### Problem to solve
Convert every line of the listing below into a Markdown table with two columns: No. for the row number and Text for the line itself. Leave out blank lines.

### Provided entries
++++++++

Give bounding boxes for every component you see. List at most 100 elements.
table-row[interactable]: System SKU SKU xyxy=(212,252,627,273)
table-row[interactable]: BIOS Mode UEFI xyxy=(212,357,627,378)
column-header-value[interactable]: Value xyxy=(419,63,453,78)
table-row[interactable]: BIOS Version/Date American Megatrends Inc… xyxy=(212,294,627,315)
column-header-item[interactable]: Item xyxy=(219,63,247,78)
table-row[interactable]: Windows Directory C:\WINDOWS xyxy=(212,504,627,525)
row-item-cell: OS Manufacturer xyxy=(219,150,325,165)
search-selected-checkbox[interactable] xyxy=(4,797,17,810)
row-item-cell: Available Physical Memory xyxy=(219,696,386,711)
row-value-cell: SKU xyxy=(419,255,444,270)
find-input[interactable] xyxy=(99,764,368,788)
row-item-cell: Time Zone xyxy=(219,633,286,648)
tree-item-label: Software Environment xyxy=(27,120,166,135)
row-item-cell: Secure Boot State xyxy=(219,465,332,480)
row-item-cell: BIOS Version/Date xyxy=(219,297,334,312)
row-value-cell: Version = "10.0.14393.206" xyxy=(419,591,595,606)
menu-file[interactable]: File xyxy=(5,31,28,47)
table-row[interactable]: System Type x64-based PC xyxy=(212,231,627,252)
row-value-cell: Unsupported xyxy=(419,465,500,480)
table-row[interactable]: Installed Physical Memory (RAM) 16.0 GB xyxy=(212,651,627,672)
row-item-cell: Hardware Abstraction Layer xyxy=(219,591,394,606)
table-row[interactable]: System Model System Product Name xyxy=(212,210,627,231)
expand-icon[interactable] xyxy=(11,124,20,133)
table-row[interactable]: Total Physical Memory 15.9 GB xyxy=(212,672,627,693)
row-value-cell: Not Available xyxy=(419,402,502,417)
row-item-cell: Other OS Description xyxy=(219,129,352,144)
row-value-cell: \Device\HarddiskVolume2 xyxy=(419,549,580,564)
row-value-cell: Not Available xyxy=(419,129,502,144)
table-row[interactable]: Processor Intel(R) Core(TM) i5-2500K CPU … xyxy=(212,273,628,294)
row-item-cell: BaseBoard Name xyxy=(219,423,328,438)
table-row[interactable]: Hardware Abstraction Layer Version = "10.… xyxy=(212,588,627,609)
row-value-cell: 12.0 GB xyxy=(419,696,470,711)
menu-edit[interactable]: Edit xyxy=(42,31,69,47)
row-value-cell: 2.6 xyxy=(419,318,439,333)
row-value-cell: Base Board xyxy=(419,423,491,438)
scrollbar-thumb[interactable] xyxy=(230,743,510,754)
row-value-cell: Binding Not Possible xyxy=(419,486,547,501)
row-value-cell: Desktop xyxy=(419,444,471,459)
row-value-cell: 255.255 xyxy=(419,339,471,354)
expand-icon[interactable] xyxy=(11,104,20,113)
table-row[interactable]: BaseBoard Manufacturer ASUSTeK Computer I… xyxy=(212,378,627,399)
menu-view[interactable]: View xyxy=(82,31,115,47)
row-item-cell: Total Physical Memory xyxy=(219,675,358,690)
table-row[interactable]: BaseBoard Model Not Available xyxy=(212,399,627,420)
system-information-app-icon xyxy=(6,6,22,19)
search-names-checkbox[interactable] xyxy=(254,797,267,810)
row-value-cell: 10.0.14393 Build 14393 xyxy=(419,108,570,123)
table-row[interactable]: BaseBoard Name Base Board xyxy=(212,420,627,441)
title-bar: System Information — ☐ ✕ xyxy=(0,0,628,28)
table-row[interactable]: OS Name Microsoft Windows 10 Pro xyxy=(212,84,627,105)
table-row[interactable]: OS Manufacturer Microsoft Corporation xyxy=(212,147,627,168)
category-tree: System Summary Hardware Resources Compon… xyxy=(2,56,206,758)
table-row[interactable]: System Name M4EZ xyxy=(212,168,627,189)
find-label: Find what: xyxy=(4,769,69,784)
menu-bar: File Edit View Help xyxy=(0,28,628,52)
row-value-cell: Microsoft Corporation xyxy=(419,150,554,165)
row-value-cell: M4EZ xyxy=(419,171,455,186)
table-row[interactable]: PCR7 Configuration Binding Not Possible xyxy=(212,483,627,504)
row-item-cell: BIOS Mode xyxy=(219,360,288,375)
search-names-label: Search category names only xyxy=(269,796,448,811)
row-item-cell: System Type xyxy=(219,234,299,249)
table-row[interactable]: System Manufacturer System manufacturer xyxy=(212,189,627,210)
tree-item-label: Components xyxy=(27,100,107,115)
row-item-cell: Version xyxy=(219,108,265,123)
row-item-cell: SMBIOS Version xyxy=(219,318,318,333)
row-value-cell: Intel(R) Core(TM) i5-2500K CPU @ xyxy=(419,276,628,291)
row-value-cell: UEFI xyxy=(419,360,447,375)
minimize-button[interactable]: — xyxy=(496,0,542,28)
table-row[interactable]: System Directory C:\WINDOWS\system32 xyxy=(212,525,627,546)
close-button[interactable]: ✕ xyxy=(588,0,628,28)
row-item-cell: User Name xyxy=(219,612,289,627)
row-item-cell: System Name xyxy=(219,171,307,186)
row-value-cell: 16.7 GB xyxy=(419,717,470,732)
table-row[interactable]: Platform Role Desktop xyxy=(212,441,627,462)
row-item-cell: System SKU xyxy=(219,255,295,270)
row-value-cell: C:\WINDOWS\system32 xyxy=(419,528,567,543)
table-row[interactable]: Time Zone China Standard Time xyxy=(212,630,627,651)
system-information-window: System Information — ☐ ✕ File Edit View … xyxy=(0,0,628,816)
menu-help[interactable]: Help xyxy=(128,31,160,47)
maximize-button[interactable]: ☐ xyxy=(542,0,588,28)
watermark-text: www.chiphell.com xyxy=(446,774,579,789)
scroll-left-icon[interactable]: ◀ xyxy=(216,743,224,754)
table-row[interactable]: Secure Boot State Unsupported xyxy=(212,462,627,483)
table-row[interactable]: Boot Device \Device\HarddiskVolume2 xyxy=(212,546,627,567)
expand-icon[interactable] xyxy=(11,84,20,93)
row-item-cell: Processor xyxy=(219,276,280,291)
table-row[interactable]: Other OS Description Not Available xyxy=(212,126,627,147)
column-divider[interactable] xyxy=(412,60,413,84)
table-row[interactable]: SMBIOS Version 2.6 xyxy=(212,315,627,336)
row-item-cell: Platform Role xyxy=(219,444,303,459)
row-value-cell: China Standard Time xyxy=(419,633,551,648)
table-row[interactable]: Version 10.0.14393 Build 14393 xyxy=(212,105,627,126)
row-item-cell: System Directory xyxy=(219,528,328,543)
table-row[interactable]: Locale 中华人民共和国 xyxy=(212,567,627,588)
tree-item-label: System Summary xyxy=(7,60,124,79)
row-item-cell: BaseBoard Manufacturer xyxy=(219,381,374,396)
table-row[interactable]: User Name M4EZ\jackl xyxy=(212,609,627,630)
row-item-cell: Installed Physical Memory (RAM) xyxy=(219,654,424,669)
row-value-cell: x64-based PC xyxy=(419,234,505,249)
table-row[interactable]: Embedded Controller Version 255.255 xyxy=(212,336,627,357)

++++++++

### Exercise solution
| No. | Text |
|---|---|
| 1 | Give bounding boxes for every component you see. List at most 100 elements. |
| 2 | table-row[interactable]: System SKU SKU xyxy=(212,252,627,273) |
| 3 | table-row[interactable]: BIOS Mode UEFI xyxy=(212,357,627,378) |
| 4 | column-header-value[interactable]: Value xyxy=(419,63,453,78) |
| 5 | table-row[interactable]: BIOS Version/Date American Megatrends Inc… xyxy=(212,294,627,315) |
| 6 | column-header-item[interactable]: Item xyxy=(219,63,247,78) |
| 7 | table-row[interactable]: Windows Directory C:\WINDOWS xyxy=(212,504,627,525) |
| 8 | row-item-cell: OS Manufacturer xyxy=(219,150,325,165) |
| 9 | search-selected-checkbox[interactable] xyxy=(4,797,17,810) |
| 10 | row-item-cell: Available Physical Memory xyxy=(219,696,386,711) |
| 11 | row-value-cell: SKU xyxy=(419,255,444,270) |
| 12 | find-input[interactable] xyxy=(99,764,368,788) |
| 13 | row-item-cell: Time Zone xyxy=(219,633,286,648) |
| 14 | tree-item-label: Software Environment xyxy=(27,120,166,135) |
| 15 | row-item-cell: Secure Boot State xyxy=(219,465,332,480) |
| 16 | row-item-cell: BIOS Version/Date xyxy=(219,297,334,312) |
| 17 | row-value-cell: Version = "10.0.14393.206" xyxy=(419,591,595,606) |
| 18 | menu-file[interactable]: File xyxy=(5,31,28,47) |
| 19 | table-row[interactable]: System Type x64-based PC xyxy=(212,231,627,252) |
| 20 | row-value-cell: Unsupported xyxy=(419,465,500,480) |
| 21 | table-row[interactable]: Installed Physical Memory (RAM) 16.0 GB xyxy=(212,651,627,672) |
| 22 | row-item-cell: Hardware Abstraction Layer xyxy=(219,591,394,606) |
| 23 | table-row[interactable]: System Model System Product Name xyxy=(212,210,627,231) |
| 24 | expand-icon[interactable] xyxy=(11,124,20,133) |
| 25 | table-row[interactable]: Total Physical Memory 15.9 GB xyxy=(212,672,627,693) |
| 26 | row-value-cell: Not Available xyxy=(419,402,502,417) |
| 27 | row-item-cell: Other OS Description xyxy=(219,129,352,144) |
| 28 | row-value-cell: \Device\HarddiskVolume2 xyxy=(419,549,580,564) |
| 29 | row-value-cell: Not Available xyxy=(419,129,502,144) |
| 30 | table-row[interactable]: Processor Intel(R) Core(TM) i5-2500K CPU … xyxy=(212,273,628,294) |
| 31 | row-item-cell: BaseBoard Name xyxy=(219,423,328,438) |
| 32 | table-row[interactable]: Hardware Abstraction Layer Version = "10.… xyxy=(212,588,627,609) |
| 33 | row-value-cell: 12.0 GB xyxy=(419,696,470,711) |
| 34 | menu-edit[interactable]: Edit xyxy=(42,31,69,47) |
| 35 | row-value-cell: 2.6 xyxy=(419,318,439,333) |
| 36 | row-value-cell: Base Board xyxy=(419,423,491,438) |
| 37 | scrollbar-thumb[interactable] xyxy=(230,743,510,754) |
| 38 | row-value-cell: Binding Not Possible xyxy=(419,486,547,501) |
| 39 | row-value-cell: Desktop xyxy=(419,444,471,459) |
| 40 | row-value-cell: 255.255 xyxy=(419,339,471,354) |
| 41 | expand-icon[interactable] xyxy=(11,104,20,113) |
| 42 | table-row[interactable]: BaseBoard Manufacturer ASUSTeK Computer I… xyxy=(212,378,627,399) |
| 43 | menu-view[interactable]: View xyxy=(82,31,115,47) |
| 44 | row-item-cell: Total Physical Memory xyxy=(219,675,358,690) |
| 45 | table-row[interactable]: BaseBoard Model Not Available xyxy=(212,399,627,420) |
| 46 | system-information-app-icon xyxy=(6,6,22,19) |
| 47 | search-names-checkbox[interactable] xyxy=(254,797,267,810) |
| 48 | row-value-cell: 10.0.14393 Build 14393 xyxy=(419,108,570,123) |
| 49 | table-row[interactable]: BaseBoard Name Base Board xyxy=(212,420,627,441) |
| 50 | title-bar: System Information — ☐ ✕ xyxy=(0,0,628,28) |
| 51 | table-row[interactable]: OS Name Microsoft Windows 10 Pro xyxy=(212,84,627,105) |
| 52 | table-row[interactable]: OS Manufacturer Microsoft Corporation xyxy=(212,147,627,168) |
| 53 | category-tree: System Summary Hardware Resources Compon… xyxy=(2,56,206,758) |
| 54 | table-row[interactable]: System Name M4EZ xyxy=(212,168,627,189) |
| 55 | find-label: Find what: xyxy=(4,769,69,784) |
| 56 | menu-bar: File Edit View Help xyxy=(0,28,628,52) |
| 57 | row-value-cell: Microsoft Corporation xyxy=(419,150,554,165) |
| 58 | row-value-cell: M4EZ xyxy=(419,171,455,186) |
| 59 | table-row[interactable]: PCR7 Configuration Binding Not Possible xyxy=(212,483,627,504) |
| 60 | row-item-cell: BIOS Mode xyxy=(219,360,288,375) |
| 61 | search-names-label: Search category names only xyxy=(269,796,448,811) |
| 62 | row-item-cell: System Type xyxy=(219,234,299,249) |
| 63 | table-row[interactable]: System Manufacturer System manufacturer xyxy=(212,189,627,210) |
| 64 | tree-item-label: Components xyxy=(27,100,107,115) |
| 65 | row-item-cell: Version xyxy=(219,108,265,123) |
| 66 | row-item-cell: SMBIOS Version xyxy=(219,318,318,333) |
| 67 | row-value-cell: Intel(R) Core(TM) i5-2500K CPU @ xyxy=(419,276,628,291) |
| 68 | row-value-cell: UEFI xyxy=(419,360,447,375) |
| 69 | minimize-button[interactable]: — xyxy=(496,0,542,28) |
| 70 | table-row[interactable]: System Directory C:\WINDOWS\system32 xyxy=(212,525,627,546) |
| 71 | close-button[interactable]: ✕ xyxy=(588,0,628,28) |
| 72 | row-item-cell: User Name xyxy=(219,612,289,627) |
| 73 | row-item-cell: System Name xyxy=(219,171,307,186) |
| 74 | row-value-cell: 16.7 GB xyxy=(419,717,470,732) |
| 75 | table-row[interactable]: Platform Role Desktop xyxy=(212,441,627,462) |
| 76 | row-item-cell: System SKU xyxy=(219,255,295,270) |
| 77 | row-value-cell: C:\WINDOWS\system32 xyxy=(419,528,567,543) |
| 78 | table-row[interactable]: Time Zone China Standard Time xyxy=(212,630,627,651) |
| 79 | system-information-window: System Information — ☐ ✕ File Edit View … xyxy=(0,0,628,816) |
| 80 | menu-help[interactable]: Help xyxy=(128,31,160,47) |
| 81 | maximize-button[interactable]: ☐ xyxy=(542,0,588,28) |
| 82 | watermark-text: www.chiphell.com xyxy=(446,774,579,789) |
| 83 | scroll-left-icon[interactable]: ◀ xyxy=(216,743,224,754) |
| 84 | table-row[interactable]: Secure Boot State Unsupported xyxy=(212,462,627,483) |
| 85 | table-row[interactable]: Boot Device \Device\HarddiskVolume2 xyxy=(212,546,627,567) |
| 86 | expand-icon[interactable] xyxy=(11,84,20,93) |
| 87 | row-item-cell: Processor xyxy=(219,276,280,291) |
| 88 | table-row[interactable]: Other OS Description Not Available xyxy=(212,126,627,147) |
| 89 | column-divider[interactable] xyxy=(412,60,413,84) |
| 90 | table-row[interactable]: SMBIOS Version 2.6 xyxy=(212,315,627,336) |
| 91 | row-item-cell: Platform Role xyxy=(219,444,303,459) |
| 92 | row-value-cell: China Standard Time xyxy=(419,633,551,648) |
| 93 | table-row[interactable]: Version 10.0.14393 Build 14393 xyxy=(212,105,627,126) |
| 94 | row-item-cell: System Directory xyxy=(219,528,328,543) |
| 95 | table-row[interactable]: Locale 中华人民共和国 xyxy=(212,567,627,588) |
| 96 | tree-item-label: System Summary xyxy=(7,60,124,79) |
| 97 | row-item-cell: BaseBoard Manufacturer xyxy=(219,381,374,396) |
| 98 | table-row[interactable]: User Name M4EZ\jackl xyxy=(212,609,627,630) |
| 99 | row-item-cell: Installed Physical Memory (RAM) xyxy=(219,654,424,669) |
| 100 | row-value-cell: x64-based PC xyxy=(419,234,505,249) |
| 101 | table-row[interactable]: Embedded Controller Version 255.255 xyxy=(212,336,627,357) |